--- begin Stored rows ---
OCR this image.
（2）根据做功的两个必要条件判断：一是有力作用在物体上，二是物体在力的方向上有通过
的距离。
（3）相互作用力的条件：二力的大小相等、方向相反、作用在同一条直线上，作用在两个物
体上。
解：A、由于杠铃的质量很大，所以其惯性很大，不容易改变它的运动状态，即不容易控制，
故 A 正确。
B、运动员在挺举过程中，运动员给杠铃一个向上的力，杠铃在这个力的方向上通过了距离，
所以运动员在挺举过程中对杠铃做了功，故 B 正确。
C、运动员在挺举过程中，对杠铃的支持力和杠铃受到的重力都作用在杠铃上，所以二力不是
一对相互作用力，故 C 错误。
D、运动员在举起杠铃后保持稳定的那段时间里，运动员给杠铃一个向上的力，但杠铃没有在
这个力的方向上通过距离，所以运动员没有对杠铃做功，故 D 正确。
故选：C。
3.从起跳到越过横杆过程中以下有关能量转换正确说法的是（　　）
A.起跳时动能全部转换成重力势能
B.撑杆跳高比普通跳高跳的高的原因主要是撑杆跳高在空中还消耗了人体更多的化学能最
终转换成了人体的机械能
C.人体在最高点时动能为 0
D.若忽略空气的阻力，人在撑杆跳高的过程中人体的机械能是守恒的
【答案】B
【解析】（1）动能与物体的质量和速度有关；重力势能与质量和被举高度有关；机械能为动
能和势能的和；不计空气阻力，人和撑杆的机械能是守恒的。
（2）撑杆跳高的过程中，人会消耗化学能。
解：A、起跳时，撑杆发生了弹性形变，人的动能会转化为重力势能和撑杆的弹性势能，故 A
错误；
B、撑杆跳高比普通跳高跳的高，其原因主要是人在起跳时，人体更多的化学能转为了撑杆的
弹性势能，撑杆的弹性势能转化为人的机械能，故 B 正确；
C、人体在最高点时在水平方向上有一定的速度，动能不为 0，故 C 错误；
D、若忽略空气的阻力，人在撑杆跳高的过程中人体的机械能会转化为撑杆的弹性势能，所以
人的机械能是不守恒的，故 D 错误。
--- end Stored rows ---
- Work required
Your task is to retype all of the records exactly.

- Solution to this task
OCR this image.
（2）根据做功的两个必要条件判断：一是有力作用在物体上，二是物体在力的方向上有通过
的距离。
（3）相互作用力的条件：二力的大小相等、方向相反、作用在同一条直线上，作用在两个物
体上。
解：A、由于杠铃的质量很大，所以其惯性很大，不容易改变它的运动状态，即不容易控制，
故 A 正确。
B、运动员在挺举过程中，运动员给杠铃一个向上的力，杠铃在这个力的方向上通过了距离，
所以运动员在挺举过程中对杠铃做了功，故 B 正确。
C、运动员在挺举过程中，对杠铃的支持力和杠铃受到的重力都作用在杠铃上，所以二力不是
一对相互作用力，故 C 错误。
D、运动员在举起杠铃后保持稳定的那段时间里，运动员给杠铃一个向上的力，但杠铃没有在
这个力的方向上通过距离，所以运动员没有对杠铃做功，故 D 正确。
故选：C。
3.从起跳到越过横杆过程中以下有关能量转换正确说法的是（　　）
A.起跳时动能全部转换成重力势能
B.撑杆跳高比普通跳高跳的高的原因主要是撑杆跳高在空中还消耗了人体更多的化学能最
终转换成了人体的机械能
C.人体在最高点时动能为 0
D.若忽略空气的阻力，人在撑杆跳高的过程中人体的机械能是守恒的
【答案】B
【解析】（1）动能与物体的质量和速度有关；重力势能与质量和被举高度有关；机械能为动
能和势能的和；不计空气阻力，人和撑杆的机械能是守恒的。
（2）撑杆跳高的过程中，人会消耗化学能。
解：A、起跳时，撑杆发生了弹性形变，人的动能会转化为重力势能和撑杆的弹性势能，故 A
错误；
B、撑杆跳高比普通跳高跳的高，其原因主要是人在起跳时，人体更多的化学能转为了撑杆的
弹性势能，撑杆的弹性势能转化为人的机械能，故 B 正确；
C、人体在最高点时在水平方向上有一定的速度，动能不为 0，故 C 错误；
D、若忽略空气的阻力，人在撑杆跳高的过程中人体的机械能会转化为撑杆的弹性势能，所以
人的机械能是不守恒的，故 D 错误。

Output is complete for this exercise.